PROBLEM REQUIREMENTS ▸ Where a line of the material contains the string "nFOREST", copy that line.

RECORDS FOR THIS EXERCISE ▸
═══
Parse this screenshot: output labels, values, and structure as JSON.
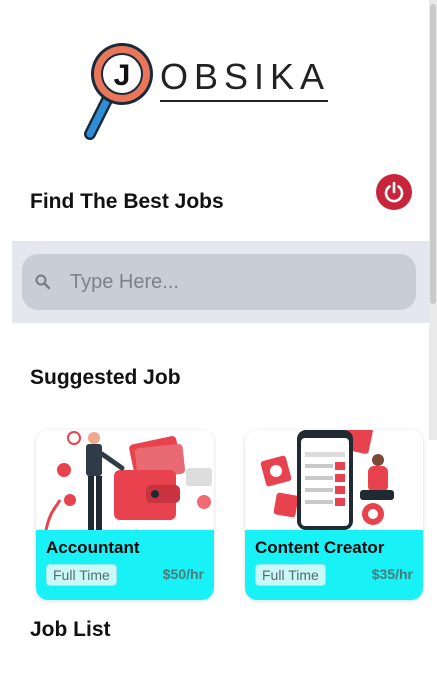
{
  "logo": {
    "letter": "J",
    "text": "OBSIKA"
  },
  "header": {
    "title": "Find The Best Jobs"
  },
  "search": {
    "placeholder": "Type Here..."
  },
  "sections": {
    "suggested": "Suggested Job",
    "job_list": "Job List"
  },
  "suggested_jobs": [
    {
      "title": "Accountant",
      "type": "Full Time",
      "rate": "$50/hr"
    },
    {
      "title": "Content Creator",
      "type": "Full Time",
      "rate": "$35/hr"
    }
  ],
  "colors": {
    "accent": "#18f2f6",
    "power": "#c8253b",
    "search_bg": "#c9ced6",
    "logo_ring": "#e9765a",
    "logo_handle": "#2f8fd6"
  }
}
═══
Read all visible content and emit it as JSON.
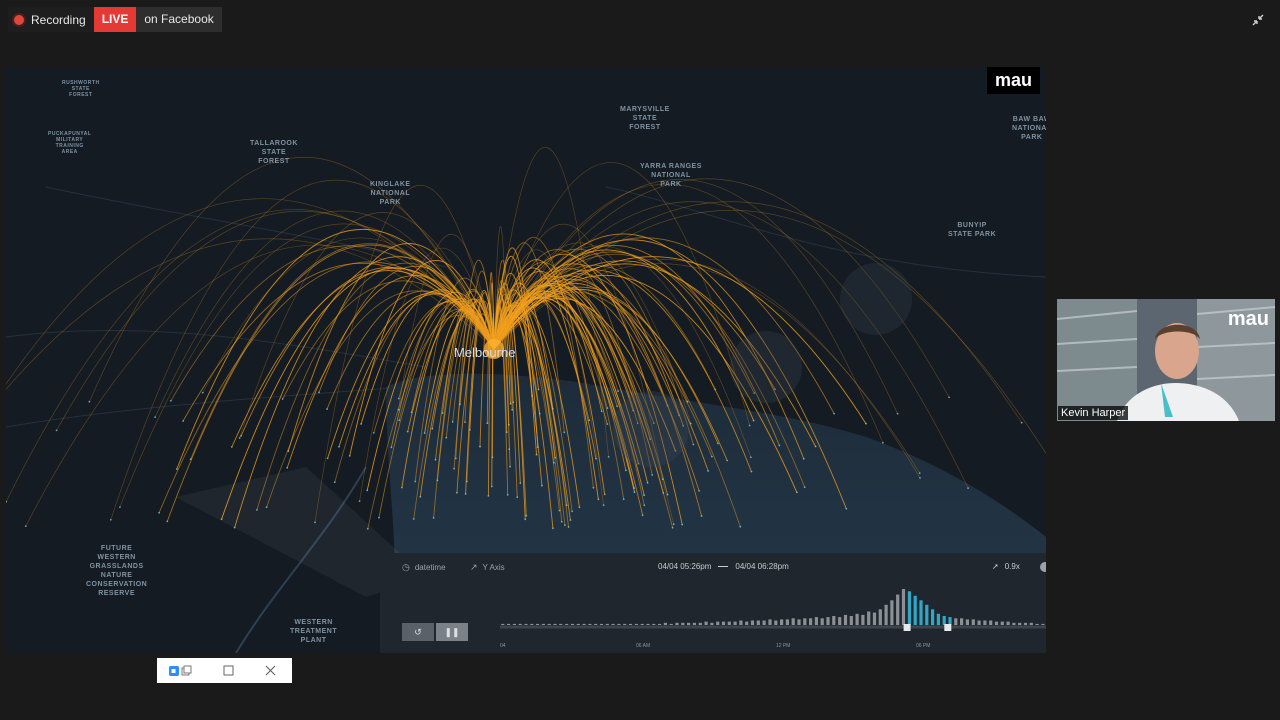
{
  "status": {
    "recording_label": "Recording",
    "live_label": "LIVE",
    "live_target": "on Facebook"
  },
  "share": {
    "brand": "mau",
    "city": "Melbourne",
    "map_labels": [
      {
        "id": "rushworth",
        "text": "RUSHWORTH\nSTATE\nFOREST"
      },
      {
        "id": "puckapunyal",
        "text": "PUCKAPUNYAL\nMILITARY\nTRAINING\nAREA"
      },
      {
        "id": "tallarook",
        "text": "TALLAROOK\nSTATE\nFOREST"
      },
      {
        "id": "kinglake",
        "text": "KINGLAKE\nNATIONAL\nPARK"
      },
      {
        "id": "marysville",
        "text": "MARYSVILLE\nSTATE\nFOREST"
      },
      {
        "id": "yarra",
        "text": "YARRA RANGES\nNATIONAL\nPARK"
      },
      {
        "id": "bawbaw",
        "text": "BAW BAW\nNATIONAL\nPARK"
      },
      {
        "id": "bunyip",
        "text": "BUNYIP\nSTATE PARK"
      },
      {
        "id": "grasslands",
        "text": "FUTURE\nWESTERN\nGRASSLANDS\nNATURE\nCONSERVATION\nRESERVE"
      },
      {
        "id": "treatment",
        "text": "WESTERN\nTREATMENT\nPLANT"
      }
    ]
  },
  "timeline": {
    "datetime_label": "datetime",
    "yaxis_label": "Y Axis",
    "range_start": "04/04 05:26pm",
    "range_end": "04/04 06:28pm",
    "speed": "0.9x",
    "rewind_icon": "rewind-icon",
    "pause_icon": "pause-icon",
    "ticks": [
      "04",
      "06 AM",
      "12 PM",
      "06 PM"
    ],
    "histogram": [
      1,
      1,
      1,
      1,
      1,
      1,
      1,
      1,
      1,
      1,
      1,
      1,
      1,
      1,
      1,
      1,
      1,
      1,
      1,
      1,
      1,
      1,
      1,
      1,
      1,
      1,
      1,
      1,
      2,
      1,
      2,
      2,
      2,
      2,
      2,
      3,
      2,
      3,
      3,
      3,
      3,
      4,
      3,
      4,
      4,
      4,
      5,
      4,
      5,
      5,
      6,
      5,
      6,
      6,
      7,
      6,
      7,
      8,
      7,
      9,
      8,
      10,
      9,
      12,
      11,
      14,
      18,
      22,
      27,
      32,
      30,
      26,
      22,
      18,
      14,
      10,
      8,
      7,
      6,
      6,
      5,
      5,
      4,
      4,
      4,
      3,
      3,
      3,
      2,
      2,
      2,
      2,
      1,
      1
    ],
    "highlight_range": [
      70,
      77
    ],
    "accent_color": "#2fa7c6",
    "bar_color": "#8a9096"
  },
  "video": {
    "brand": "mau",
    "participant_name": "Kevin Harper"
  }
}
═══
SOLUTION ▸
        "text": "RUSHWORTH\nSTATE\nFOREST"
        "text": "TALLAROOK\nSTATE\nFOREST"
        "text": "MARYSVILLE\nSTATE\nFOREST"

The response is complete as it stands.